EXERCISE REQUIREMENTS
Quote all of the data that follows exactly as written, skipping the images.

[Dataset rows]

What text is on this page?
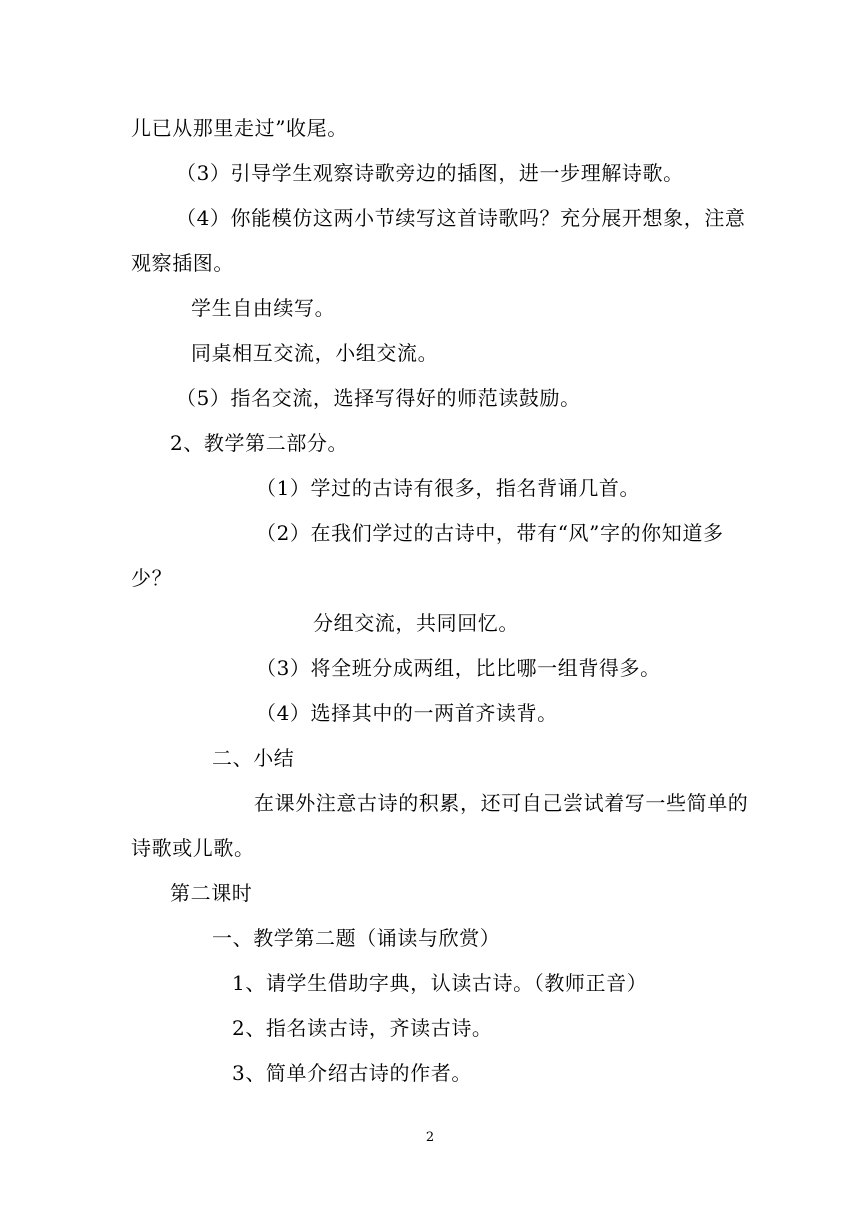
儿已从那里走过”收尾。

（3）引导学生观察诗歌旁边的插图，进一步理解诗歌。

（4）你能模仿这两小节续写这首诗歌吗？充分展开想象，注意

观察插图。

学生自由续写。

同桌相互交流，小组交流。

（5）指名交流，选择写得好的师范读鼓励。

2、教学第二部分。

（1）学过的古诗有很多，指名背诵几首。

（2）在我们学过的古诗中，带有“风”字的你知道多

少？

分组交流，共同回忆。

（3）将全班分成两组，比比哪一组背得多。

（4）选择其中的一两首齐读背。

二、小结

在课外注意古诗的积累，还可自己尝试着写一些简单的

诗歌或儿歌。

第二课时

一、教学第二题（诵读与欣赏）

1、请学生借助字典，认读古诗。（教师正音）

2、指名读古诗，齐读古诗。

3、简单介绍古诗的作者。

2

EXERCISE ANSWER
What text is on this page?
儿已从那里走过”收尾。

（3）引导学生观察诗歌旁边的插图，进一步理解诗歌。

（4）你能模仿这两小节续写这首诗歌吗？充分展开想象，注意

观察插图。

学生自由续写。

同桌相互交流，小组交流。

（5）指名交流，选择写得好的师范读鼓励。

2、教学第二部分。

（1）学过的古诗有很多，指名背诵几首。

（2）在我们学过的古诗中，带有“风”字的你知道多

少？

分组交流，共同回忆。

（3）将全班分成两组，比比哪一组背得多。

（4）选择其中的一两首齐读背。

二、小结

在课外注意古诗的积累，还可自己尝试着写一些简单的

诗歌或儿歌。

第二课时

一、教学第二题（诵读与欣赏）

1、请学生借助字典，认读古诗。（教师正音）

2、指名读古诗，齐读古诗。

3、简单介绍古诗的作者。

2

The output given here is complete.